**What is being asked**
Copy each line in the data that includes the word "JSON".

**Items**
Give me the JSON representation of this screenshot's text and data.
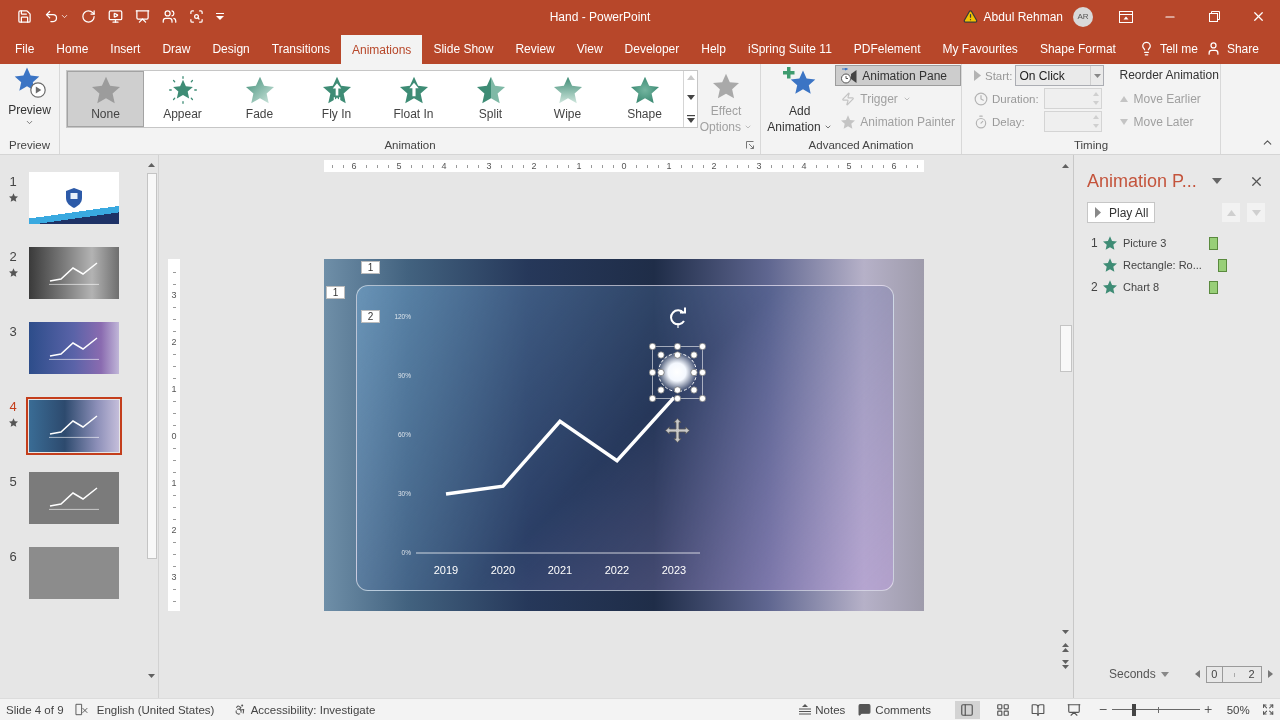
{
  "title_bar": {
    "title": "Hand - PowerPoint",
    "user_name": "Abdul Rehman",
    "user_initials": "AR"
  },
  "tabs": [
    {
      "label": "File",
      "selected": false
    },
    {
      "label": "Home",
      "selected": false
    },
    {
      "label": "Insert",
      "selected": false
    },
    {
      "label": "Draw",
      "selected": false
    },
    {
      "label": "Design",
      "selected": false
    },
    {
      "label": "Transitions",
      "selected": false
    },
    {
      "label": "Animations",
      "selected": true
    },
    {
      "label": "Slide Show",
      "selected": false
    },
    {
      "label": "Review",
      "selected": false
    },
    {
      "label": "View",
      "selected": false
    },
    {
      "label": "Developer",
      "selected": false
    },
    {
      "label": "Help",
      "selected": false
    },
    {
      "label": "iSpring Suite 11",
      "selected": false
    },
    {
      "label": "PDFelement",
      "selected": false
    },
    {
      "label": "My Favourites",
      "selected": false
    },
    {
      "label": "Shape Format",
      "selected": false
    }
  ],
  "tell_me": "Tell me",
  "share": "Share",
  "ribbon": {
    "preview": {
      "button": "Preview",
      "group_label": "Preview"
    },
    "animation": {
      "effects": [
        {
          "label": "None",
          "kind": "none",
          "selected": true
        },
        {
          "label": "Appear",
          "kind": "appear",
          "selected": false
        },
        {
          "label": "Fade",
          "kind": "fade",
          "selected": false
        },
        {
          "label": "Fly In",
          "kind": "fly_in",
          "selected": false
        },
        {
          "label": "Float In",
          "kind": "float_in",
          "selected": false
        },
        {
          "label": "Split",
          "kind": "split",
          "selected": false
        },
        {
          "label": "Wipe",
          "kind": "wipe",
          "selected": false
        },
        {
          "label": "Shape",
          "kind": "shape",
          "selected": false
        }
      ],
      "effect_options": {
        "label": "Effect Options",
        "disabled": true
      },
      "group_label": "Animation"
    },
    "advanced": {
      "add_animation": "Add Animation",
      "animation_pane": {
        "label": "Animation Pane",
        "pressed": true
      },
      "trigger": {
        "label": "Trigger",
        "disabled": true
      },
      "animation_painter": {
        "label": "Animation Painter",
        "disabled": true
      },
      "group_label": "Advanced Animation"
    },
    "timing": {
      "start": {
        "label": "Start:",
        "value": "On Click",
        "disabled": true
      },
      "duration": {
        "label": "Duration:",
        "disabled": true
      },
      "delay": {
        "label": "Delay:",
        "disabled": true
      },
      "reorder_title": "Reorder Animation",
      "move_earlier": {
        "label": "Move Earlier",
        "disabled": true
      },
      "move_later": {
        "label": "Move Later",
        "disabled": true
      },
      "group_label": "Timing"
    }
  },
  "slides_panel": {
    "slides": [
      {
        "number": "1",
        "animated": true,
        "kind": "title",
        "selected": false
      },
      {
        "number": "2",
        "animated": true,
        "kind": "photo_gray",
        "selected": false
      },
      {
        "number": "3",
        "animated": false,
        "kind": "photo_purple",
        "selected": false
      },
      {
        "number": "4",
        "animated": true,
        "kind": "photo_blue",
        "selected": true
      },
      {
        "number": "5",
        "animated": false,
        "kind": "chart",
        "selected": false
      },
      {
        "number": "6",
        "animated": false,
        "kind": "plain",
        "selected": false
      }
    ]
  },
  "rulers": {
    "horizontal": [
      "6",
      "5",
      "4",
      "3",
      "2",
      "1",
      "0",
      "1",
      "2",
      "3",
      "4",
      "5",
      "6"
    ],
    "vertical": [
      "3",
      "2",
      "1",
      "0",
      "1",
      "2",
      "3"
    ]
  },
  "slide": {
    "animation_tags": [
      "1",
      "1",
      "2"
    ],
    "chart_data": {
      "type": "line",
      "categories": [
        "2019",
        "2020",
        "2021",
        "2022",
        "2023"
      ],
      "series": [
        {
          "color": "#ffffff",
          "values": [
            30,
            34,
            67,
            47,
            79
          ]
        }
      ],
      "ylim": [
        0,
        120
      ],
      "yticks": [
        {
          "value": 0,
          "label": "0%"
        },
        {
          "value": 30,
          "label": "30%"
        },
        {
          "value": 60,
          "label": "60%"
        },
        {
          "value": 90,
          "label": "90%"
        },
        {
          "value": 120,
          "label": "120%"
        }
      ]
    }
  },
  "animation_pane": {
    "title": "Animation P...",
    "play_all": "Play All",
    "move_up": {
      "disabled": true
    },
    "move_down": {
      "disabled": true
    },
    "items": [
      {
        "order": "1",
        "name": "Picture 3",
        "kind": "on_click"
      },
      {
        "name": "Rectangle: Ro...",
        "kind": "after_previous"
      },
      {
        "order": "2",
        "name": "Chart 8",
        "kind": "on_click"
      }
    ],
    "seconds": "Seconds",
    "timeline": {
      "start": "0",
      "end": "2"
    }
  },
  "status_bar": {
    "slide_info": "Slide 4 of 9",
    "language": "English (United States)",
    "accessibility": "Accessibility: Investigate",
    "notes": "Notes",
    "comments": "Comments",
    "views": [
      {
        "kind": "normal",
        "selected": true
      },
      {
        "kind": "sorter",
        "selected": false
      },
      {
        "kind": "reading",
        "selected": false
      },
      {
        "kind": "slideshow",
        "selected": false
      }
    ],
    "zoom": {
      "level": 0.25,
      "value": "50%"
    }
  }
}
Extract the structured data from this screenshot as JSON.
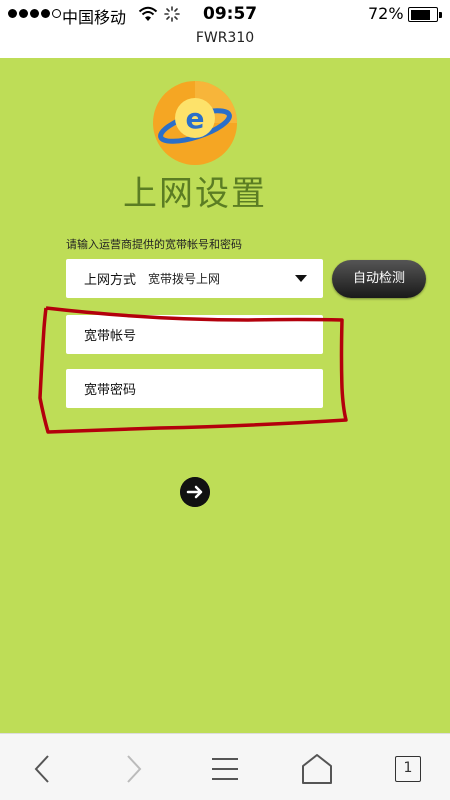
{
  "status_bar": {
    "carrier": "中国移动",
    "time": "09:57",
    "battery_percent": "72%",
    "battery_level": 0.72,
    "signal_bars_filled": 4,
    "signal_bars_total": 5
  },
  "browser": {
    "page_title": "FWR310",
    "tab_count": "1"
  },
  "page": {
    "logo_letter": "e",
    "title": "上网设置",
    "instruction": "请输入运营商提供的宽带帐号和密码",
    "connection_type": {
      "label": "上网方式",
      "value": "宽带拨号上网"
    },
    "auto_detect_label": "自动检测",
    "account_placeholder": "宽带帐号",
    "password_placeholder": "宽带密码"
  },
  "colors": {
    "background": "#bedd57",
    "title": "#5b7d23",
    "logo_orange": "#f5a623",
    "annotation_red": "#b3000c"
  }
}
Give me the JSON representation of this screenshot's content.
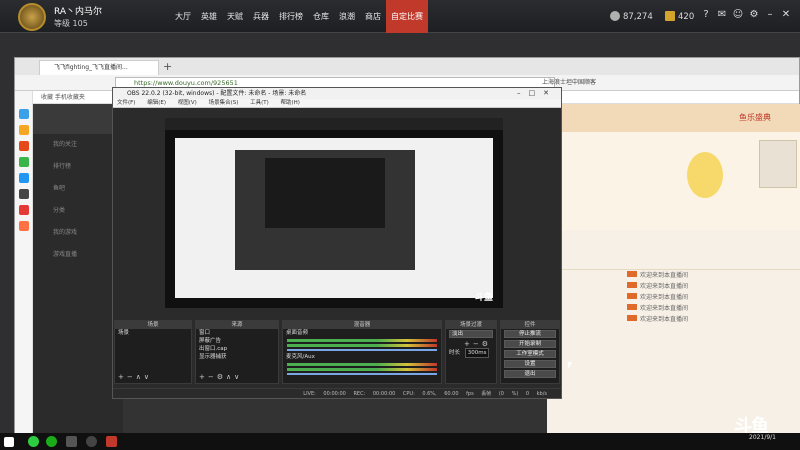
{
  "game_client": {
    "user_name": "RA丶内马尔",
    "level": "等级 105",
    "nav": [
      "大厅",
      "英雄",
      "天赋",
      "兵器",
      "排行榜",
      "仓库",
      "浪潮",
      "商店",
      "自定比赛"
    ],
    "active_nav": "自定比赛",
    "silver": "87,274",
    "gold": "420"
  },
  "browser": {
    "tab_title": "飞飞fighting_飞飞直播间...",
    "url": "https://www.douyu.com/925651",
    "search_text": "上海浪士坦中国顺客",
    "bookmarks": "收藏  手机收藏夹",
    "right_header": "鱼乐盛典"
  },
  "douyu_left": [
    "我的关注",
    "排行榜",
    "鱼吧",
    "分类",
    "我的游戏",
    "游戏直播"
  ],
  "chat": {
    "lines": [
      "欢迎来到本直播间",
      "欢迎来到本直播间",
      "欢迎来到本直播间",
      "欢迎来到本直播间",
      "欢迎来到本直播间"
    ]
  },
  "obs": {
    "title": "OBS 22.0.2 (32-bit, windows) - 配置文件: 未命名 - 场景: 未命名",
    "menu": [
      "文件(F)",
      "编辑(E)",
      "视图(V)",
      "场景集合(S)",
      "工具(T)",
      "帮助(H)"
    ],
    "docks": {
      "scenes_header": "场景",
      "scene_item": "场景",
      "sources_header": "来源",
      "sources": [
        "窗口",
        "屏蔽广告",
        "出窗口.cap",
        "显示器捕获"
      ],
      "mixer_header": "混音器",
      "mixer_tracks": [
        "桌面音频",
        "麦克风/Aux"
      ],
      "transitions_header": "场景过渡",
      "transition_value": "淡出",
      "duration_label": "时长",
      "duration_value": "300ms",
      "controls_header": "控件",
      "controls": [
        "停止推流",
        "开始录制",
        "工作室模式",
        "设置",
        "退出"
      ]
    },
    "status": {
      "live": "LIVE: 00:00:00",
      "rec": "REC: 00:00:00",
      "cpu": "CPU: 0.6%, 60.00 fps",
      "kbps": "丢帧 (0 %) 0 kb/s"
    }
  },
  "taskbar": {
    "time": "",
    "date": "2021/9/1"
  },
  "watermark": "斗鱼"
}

**Completed task**
Give me the JSON representation of this screenshot's text and data.
Extract the structured data from this screenshot as JSON.
Give me the JSON representation of this screenshot's content.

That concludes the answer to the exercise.